→ **Aim**
Copy each line of the listing below exactly.

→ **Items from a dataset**
——————

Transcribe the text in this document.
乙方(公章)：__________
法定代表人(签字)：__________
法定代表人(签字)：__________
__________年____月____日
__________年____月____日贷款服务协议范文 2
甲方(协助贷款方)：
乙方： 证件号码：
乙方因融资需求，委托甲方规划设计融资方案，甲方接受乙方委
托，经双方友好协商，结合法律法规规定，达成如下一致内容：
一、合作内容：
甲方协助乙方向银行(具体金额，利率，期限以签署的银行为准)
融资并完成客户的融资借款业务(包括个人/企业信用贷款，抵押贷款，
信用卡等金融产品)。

——————

→ **Task solution**
Transcribe the text in this document.
乙方(公章)：__________
法定代表人(签字)：__________
法定代表人(签字)：__________
__________年____月____日
__________年____月____日贷款服务协议范文 2
甲方(协助贷款方)：
乙方： 证件号码：
乙方因融资需求，委托甲方规划设计融资方案，甲方接受乙方委
托，经双方友好协商，结合法律法规规定，达成如下一致内容：
一、合作内容：
甲方协助乙方向银行(具体金额，利率，期限以签署的银行为准)
融资并完成客户的融资借款业务(包括个人/企业信用贷款，抵押贷款，
信用卡等金融产品)。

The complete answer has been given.